━━ RECORDS ━━
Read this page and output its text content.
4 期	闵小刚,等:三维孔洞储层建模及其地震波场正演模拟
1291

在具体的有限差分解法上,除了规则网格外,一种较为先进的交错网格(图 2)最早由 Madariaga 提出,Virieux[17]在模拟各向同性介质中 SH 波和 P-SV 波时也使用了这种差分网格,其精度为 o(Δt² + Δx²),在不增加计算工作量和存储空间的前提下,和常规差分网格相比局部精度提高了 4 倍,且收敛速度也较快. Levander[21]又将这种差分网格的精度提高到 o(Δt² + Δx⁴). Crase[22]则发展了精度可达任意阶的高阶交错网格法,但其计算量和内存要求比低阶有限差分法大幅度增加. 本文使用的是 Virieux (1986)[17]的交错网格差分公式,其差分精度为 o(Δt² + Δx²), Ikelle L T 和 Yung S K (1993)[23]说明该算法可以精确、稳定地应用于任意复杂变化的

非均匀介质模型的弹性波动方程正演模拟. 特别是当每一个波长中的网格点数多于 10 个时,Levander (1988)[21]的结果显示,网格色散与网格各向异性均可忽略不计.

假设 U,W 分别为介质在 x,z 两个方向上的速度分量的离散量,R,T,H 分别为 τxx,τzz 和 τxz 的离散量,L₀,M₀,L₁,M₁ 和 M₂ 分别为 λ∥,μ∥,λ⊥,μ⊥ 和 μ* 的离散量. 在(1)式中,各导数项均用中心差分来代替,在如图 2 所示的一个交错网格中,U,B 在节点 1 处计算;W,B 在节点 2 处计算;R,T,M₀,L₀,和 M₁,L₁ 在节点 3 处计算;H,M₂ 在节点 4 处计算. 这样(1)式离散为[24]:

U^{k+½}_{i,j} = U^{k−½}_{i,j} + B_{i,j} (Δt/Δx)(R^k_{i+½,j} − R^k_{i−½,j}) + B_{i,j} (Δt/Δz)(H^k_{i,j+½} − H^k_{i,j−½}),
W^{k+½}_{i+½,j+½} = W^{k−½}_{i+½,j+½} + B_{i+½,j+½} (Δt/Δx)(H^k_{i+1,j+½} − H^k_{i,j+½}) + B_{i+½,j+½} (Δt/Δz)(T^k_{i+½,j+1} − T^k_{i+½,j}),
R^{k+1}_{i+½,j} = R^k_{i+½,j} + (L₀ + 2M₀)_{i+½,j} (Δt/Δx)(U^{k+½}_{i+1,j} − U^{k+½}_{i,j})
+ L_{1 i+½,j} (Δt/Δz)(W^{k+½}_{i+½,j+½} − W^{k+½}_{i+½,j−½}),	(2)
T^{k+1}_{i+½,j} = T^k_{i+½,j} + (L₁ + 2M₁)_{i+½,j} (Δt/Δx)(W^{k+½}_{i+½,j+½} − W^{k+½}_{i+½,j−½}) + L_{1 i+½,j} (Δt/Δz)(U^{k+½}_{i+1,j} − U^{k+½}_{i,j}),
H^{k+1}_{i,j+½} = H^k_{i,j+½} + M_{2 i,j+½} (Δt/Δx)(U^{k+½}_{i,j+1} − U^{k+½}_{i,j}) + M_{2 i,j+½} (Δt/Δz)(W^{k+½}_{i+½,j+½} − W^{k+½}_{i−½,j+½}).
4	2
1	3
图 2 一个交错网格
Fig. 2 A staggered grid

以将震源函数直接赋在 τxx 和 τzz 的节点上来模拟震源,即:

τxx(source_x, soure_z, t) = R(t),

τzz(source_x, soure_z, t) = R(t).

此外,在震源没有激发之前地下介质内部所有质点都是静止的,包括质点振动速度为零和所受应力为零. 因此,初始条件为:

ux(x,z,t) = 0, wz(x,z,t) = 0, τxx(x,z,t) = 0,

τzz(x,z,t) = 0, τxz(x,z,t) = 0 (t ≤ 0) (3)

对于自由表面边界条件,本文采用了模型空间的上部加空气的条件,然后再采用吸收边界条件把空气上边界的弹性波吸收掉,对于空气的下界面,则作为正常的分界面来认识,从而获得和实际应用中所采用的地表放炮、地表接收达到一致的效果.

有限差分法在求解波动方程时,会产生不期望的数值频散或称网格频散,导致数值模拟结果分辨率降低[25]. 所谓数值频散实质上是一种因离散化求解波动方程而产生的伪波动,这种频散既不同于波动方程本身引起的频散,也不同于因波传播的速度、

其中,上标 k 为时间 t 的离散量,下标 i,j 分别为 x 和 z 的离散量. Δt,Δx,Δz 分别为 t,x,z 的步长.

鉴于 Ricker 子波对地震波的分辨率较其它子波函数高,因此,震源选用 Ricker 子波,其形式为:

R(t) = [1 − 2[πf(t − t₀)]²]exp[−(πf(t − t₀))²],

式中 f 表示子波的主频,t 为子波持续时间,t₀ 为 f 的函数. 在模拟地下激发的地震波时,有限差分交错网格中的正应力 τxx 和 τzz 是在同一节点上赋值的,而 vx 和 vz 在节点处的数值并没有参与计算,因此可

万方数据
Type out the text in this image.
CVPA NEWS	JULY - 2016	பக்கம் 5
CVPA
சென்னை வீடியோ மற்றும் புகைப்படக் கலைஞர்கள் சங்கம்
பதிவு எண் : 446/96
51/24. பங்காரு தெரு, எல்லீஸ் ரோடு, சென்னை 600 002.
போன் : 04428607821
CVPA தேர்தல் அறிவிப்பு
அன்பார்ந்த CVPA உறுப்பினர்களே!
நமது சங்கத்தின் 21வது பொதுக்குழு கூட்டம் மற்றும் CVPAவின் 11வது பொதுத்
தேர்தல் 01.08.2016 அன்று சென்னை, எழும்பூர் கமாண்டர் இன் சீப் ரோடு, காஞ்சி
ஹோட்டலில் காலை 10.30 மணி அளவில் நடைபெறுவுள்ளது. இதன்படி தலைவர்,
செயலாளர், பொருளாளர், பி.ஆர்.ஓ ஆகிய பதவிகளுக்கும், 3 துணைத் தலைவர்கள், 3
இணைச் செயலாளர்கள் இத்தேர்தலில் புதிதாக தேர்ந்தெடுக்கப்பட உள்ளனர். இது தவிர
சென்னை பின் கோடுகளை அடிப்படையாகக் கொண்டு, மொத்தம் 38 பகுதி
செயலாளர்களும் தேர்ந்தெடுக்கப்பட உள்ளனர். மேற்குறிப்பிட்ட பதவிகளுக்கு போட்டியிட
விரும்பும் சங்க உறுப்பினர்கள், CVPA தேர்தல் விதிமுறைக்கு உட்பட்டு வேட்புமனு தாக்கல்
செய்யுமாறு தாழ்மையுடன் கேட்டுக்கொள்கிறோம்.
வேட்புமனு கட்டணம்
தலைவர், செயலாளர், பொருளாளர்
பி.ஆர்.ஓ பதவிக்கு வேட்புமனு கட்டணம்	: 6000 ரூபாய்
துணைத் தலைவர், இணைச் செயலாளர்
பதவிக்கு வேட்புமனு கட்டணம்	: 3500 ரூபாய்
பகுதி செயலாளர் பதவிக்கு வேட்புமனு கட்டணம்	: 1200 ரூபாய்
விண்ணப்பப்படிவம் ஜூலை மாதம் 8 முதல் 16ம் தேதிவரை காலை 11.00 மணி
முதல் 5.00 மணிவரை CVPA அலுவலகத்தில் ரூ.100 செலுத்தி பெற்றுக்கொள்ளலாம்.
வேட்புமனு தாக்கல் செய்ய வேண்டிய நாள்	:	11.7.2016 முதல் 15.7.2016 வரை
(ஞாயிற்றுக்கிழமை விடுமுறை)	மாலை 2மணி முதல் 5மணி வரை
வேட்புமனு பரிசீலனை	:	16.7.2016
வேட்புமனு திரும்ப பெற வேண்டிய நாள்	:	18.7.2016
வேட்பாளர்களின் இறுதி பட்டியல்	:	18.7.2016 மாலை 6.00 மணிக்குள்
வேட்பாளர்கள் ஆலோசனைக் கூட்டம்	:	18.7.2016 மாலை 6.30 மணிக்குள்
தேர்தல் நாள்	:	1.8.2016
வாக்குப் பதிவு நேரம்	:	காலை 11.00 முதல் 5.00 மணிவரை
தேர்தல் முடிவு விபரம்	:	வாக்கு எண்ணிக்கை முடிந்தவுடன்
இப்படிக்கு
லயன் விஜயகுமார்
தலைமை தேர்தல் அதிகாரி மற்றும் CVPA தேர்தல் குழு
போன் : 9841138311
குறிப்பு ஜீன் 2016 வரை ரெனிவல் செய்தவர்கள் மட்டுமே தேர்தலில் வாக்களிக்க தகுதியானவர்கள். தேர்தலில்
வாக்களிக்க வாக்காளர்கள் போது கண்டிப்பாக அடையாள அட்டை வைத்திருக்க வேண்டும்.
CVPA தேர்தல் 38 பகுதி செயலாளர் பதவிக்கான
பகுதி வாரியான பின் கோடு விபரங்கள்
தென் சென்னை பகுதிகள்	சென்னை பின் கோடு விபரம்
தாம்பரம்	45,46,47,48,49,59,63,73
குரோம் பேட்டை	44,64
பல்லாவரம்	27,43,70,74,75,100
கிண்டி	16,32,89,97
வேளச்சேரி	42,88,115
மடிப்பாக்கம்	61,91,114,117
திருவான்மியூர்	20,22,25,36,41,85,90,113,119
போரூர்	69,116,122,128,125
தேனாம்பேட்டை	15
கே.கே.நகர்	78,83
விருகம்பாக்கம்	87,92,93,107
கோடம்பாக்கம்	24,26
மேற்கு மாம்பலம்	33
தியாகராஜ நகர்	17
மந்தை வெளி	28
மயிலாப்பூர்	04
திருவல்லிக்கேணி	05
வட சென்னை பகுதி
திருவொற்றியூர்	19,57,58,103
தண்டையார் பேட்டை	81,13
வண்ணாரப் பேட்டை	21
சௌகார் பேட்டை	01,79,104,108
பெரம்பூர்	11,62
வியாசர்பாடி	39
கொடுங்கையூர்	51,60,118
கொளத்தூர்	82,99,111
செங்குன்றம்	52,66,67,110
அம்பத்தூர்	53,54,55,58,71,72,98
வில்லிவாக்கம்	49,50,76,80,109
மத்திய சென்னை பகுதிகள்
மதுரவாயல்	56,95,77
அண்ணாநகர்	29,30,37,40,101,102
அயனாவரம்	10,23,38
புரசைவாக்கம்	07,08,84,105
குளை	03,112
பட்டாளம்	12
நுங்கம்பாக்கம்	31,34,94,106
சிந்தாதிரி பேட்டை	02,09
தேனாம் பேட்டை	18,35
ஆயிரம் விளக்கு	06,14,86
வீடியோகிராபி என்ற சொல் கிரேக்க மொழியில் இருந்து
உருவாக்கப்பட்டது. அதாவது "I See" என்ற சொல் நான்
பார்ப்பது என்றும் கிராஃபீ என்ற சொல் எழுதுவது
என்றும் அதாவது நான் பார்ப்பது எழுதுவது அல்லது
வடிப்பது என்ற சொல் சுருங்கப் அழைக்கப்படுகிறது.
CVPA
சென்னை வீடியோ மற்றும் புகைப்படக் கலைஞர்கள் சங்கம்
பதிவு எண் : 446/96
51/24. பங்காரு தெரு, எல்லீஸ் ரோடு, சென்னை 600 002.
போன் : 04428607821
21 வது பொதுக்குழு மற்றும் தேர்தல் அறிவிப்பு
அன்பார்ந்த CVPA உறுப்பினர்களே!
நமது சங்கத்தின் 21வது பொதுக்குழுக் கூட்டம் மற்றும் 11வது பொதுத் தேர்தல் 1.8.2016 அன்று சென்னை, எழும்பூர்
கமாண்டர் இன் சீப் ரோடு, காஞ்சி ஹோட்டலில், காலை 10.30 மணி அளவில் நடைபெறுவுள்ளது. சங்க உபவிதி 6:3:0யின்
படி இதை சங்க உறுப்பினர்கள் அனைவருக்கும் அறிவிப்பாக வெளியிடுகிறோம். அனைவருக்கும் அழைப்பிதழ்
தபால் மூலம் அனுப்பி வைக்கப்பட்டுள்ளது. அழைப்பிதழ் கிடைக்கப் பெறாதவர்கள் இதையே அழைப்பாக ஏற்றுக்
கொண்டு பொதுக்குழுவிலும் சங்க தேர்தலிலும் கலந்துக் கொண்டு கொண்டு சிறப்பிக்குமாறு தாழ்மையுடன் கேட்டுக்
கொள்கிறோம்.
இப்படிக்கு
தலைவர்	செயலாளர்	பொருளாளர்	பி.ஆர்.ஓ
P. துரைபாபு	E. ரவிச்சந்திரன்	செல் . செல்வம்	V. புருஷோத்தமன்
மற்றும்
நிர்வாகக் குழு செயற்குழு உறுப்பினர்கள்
━━━
▶ _REQUIRED TASK_:
Go through the records above and copy every line with the word "text".

▶ _RESULT FOR THIS EXERCISE_:
Read this page and output its text content.
Type out the text in this image.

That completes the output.